Repeat all the records exactly, omitting pictures.

Raw data -
"""

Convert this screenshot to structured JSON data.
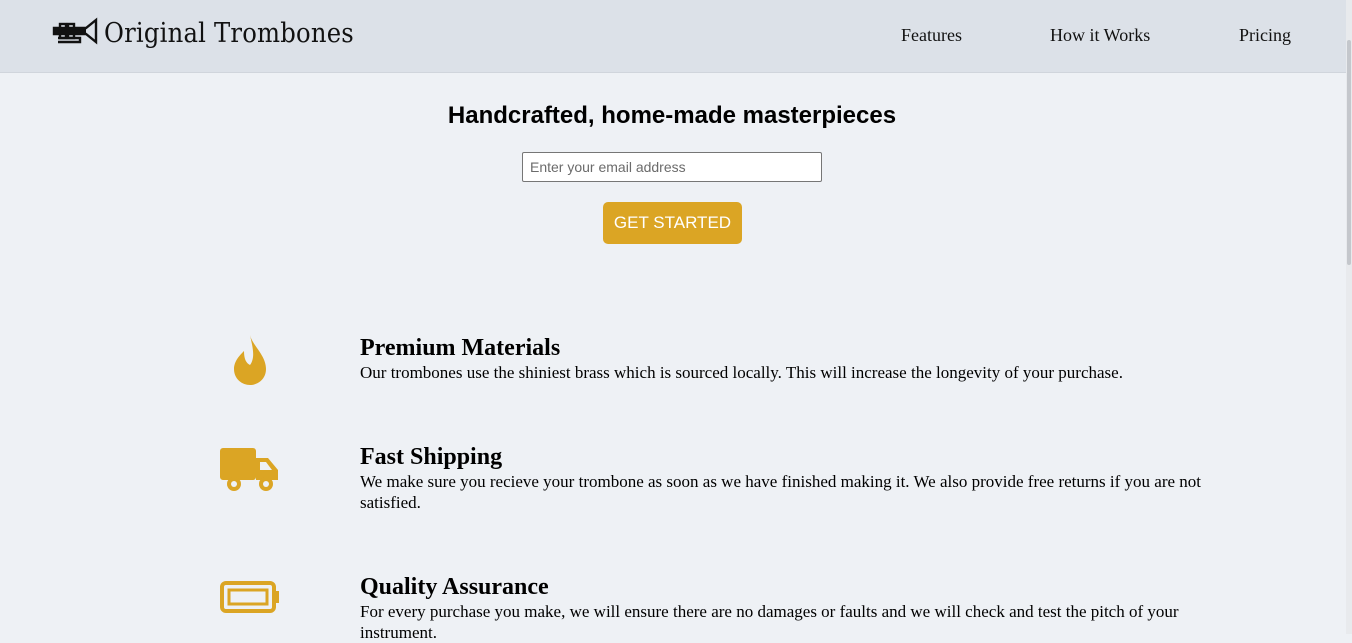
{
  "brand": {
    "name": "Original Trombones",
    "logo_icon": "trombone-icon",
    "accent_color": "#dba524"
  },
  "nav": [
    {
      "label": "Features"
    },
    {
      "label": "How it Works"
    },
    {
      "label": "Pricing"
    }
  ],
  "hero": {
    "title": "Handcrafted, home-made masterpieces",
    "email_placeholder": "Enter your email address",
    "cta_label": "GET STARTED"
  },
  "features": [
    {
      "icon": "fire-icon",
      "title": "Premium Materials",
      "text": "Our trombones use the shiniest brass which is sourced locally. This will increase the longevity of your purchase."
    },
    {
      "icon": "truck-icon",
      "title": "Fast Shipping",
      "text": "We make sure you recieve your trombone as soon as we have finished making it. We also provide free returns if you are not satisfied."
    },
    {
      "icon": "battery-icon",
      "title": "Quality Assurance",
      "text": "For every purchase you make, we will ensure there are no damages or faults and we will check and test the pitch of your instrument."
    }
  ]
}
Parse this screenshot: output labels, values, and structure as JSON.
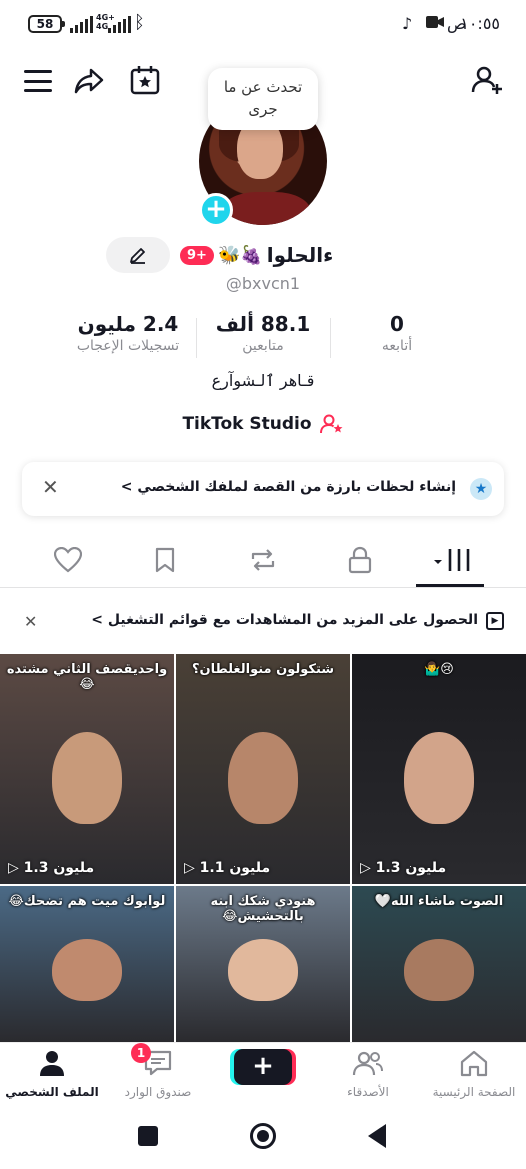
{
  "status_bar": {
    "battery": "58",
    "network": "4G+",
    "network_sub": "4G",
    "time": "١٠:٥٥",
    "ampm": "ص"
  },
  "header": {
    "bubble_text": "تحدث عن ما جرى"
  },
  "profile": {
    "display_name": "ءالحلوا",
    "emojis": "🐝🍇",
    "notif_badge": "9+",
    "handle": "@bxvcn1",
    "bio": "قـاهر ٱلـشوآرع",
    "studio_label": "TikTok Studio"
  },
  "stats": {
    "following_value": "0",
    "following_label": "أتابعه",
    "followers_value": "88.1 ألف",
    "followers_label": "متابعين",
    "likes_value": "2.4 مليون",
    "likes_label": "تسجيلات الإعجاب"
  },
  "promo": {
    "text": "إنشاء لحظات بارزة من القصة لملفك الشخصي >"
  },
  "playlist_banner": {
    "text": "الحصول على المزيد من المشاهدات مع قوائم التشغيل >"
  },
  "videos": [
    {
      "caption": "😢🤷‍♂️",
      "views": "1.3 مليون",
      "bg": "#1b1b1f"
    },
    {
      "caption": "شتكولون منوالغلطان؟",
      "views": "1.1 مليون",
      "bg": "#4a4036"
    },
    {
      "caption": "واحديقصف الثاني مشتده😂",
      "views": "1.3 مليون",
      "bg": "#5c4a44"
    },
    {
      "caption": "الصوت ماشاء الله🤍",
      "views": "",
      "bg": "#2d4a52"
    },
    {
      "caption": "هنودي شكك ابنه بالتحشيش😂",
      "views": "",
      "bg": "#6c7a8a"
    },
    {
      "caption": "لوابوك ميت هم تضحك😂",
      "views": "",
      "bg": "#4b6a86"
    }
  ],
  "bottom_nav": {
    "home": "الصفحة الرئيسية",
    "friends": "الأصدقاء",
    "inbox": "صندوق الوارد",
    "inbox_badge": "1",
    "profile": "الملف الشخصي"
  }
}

"""

Completed task -
Convert this screenshot to structured JSON data.
{
  "brand": {
    "name": "Original Trombones",
    "logo_icon": "trombone-icon",
    "accent_color": "#dba524"
  },
  "nav": [
    {
      "label": "Features"
    },
    {
      "label": "How it Works"
    },
    {
      "label": "Pricing"
    }
  ],
  "hero": {
    "title": "Handcrafted, home-made masterpieces",
    "email_placeholder": "Enter your email address",
    "cta_label": "GET STARTED"
  },
  "features": [
    {
      "icon": "fire-icon",
      "title": "Premium Materials",
      "text": "Our trombones use the shiniest brass which is sourced locally. This will increase the longevity of your purchase."
    },
    {
      "icon": "truck-icon",
      "title": "Fast Shipping",
      "text": "We make sure you recieve your trombone as soon as we have finished making it. We also provide free returns if you are not satisfied."
    },
    {
      "icon": "battery-icon",
      "title": "Quality Assurance",
      "text": "For every purchase you make, we will ensure there are no damages or faults and we will check and test the pitch of your instrument."
    }
  ]
}
Parse this screenshot: output labels, values, and structure as JSON.
{
  "status_bar": {
    "battery": "58",
    "network": "4G+",
    "network_sub": "4G",
    "time": "١٠:٥٥",
    "ampm": "ص"
  },
  "header": {
    "bubble_text": "تحدث عن ما جرى"
  },
  "profile": {
    "display_name": "ءالحلوا",
    "emojis": "🐝🍇",
    "notif_badge": "9+",
    "handle": "@bxvcn1",
    "bio": "قـاهر ٱلـشوآرع",
    "studio_label": "TikTok Studio"
  },
  "stats": {
    "following_value": "0",
    "following_label": "أتابعه",
    "followers_value": "88.1 ألف",
    "followers_label": "متابعين",
    "likes_value": "2.4 مليون",
    "likes_label": "تسجيلات الإعجاب"
  },
  "promo": {
    "text": "إنشاء لحظات بارزة من القصة لملفك الشخصي >"
  },
  "playlist_banner": {
    "text": "الحصول على المزيد من المشاهدات مع قوائم التشغيل >"
  },
  "videos": [
    {
      "caption": "😢🤷‍♂️",
      "views": "1.3 مليون",
      "bg": "#1b1b1f"
    },
    {
      "caption": "شتكولون منوالغلطان؟",
      "views": "1.1 مليون",
      "bg": "#4a4036"
    },
    {
      "caption": "واحديقصف الثاني مشتده😂",
      "views": "1.3 مليون",
      "bg": "#5c4a44"
    },
    {
      "caption": "الصوت ماشاء الله🤍",
      "views": "",
      "bg": "#2d4a52"
    },
    {
      "caption": "هنودي شكك ابنه بالتحشيش😂",
      "views": "",
      "bg": "#6c7a8a"
    },
    {
      "caption": "لوابوك ميت هم تضحك😂",
      "views": "",
      "bg": "#4b6a86"
    }
  ],
  "bottom_nav": {
    "home": "الصفحة الرئيسية",
    "friends": "الأصدقاء",
    "inbox": "صندوق الوارد",
    "inbox_badge": "1",
    "profile": "الملف الشخصي"
  }
}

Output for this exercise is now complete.